## start
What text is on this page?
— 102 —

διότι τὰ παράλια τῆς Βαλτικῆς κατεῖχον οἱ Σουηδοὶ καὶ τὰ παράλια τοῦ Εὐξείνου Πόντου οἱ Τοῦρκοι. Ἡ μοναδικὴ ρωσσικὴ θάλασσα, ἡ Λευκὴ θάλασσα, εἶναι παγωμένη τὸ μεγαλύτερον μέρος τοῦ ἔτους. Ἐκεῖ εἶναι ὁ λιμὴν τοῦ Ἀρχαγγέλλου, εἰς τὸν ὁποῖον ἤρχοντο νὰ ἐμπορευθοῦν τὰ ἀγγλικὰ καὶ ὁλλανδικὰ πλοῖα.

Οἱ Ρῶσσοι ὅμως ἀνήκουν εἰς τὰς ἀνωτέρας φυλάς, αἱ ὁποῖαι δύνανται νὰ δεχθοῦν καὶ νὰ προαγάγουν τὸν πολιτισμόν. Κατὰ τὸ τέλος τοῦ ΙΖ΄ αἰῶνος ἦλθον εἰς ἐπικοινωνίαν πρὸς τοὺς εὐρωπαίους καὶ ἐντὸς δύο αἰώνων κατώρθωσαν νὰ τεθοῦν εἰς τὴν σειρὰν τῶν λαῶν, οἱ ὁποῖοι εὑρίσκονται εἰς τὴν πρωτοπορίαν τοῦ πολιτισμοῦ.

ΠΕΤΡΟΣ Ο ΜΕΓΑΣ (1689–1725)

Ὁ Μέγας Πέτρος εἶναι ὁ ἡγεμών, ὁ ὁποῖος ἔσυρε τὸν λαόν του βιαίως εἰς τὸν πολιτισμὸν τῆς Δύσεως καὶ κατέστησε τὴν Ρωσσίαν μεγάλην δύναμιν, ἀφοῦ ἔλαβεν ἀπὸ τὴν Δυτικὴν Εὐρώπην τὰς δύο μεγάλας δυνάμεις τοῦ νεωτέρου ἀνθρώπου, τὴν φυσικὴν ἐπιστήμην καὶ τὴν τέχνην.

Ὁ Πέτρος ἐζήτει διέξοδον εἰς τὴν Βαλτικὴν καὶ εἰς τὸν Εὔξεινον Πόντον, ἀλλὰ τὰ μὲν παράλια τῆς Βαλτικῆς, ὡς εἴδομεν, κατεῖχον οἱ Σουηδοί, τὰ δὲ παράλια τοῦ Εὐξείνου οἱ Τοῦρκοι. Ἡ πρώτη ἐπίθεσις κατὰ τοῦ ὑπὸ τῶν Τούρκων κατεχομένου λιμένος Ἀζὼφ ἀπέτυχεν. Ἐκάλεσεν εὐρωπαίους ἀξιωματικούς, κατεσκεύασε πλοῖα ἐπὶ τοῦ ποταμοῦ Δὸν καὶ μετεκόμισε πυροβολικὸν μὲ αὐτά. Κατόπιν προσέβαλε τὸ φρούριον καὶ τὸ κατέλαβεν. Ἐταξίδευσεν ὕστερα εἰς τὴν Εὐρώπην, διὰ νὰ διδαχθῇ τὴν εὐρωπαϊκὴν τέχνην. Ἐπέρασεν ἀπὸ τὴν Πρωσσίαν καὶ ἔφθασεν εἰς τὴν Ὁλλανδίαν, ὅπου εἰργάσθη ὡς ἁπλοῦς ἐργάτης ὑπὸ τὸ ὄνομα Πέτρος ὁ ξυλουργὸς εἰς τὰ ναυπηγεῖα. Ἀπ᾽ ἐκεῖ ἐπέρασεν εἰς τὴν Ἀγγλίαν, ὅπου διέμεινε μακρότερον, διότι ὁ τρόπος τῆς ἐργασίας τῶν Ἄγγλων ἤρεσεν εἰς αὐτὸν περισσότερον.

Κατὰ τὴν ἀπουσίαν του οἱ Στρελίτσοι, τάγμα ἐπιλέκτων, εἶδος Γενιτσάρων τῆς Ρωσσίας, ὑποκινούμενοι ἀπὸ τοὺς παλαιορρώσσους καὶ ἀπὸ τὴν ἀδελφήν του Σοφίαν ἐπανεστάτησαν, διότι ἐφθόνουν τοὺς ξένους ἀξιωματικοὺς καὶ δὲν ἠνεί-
## end
* _EXERCISE GOAL_
Copy all lines of the listing above that contain the string "παράλια".

* _TASK ANSWER_
διότι τὰ παράλια τῆς Βαλτικῆς κατεῖχον οἱ Σουηδοὶ καὶ τὰ παράλια τοῦ Εὐξείνου Πόντου οἱ Τοῦρκοι. Ἡ μοναδικὴ ρωσσικὴ θάλασσα, ἡ Λευκὴ θάλασσα, εἶναι παγωμένη τὸ μεγαλύτερον μέρος τοῦ ἔτους. Ἐκεῖ εἶναι ὁ λιμὴν τοῦ Ἀρχαγγέλλου, εἰς τὸν ὁποῖον ἤρχοντο νὰ ἐμπορευθοῦν τὰ ἀγγλικὰ καὶ ὁλλανδικὰ πλοῖα.
Ὁ Πέτρος ἐζήτει διέξοδον εἰς τὴν Βαλτικὴν καὶ εἰς τὸν Εὔξεινον Πόντον, ἀλλὰ τὰ μὲν παράλια τῆς Βαλτικῆς, ὡς εἴδομεν, κατεῖχον οἱ Σουηδοί, τὰ δὲ παράλια τοῦ Εὐξείνου οἱ Τοῦρκοι. Ἡ πρώτη ἐπίθεσις κατὰ τοῦ ὑπὸ τῶν Τούρκων κατεχομένου λιμένος Ἀζὼφ ἀπέτυχεν. Ἐκάλεσεν εὐρωπαίους ἀξιωματικούς, κατεσκεύασε πλοῖα ἐπὶ τοῦ ποταμοῦ Δὸν καὶ μετεκόμισε πυροβολικὸν μὲ αὐτά. Κατόπιν προσέβαλε τὸ φρούριον καὶ τὸ κατέλαβεν. Ἐταξίδευσεν ὕστερα εἰς τὴν Εὐρώπην, διὰ νὰ διδαχθῇ τὴν εὐρωπαϊκὴν τέχνην. Ἐπέρασεν ἀπὸ τὴν Πρωσσίαν καὶ ἔφθασεν εἰς τὴν Ὁλλανδίαν, ὅπου εἰργάσθη ὡς ἁπλοῦς ἐργάτης ὑπὸ τὸ ὄνομα Πέτρος ὁ ξυλουργὸς εἰς τὰ ναυπηγεῖα. Ἀπ᾽ ἐκεῖ ἐπέρασεν εἰς τὴν Ἀγγλίαν, ὅπου διέμεινε μακρότερον, διότι ὁ τρόπος τῆς ἐργασίας τῶν Ἄγγλων ἤρεσεν εἰς αὐτὸν περισσότερον.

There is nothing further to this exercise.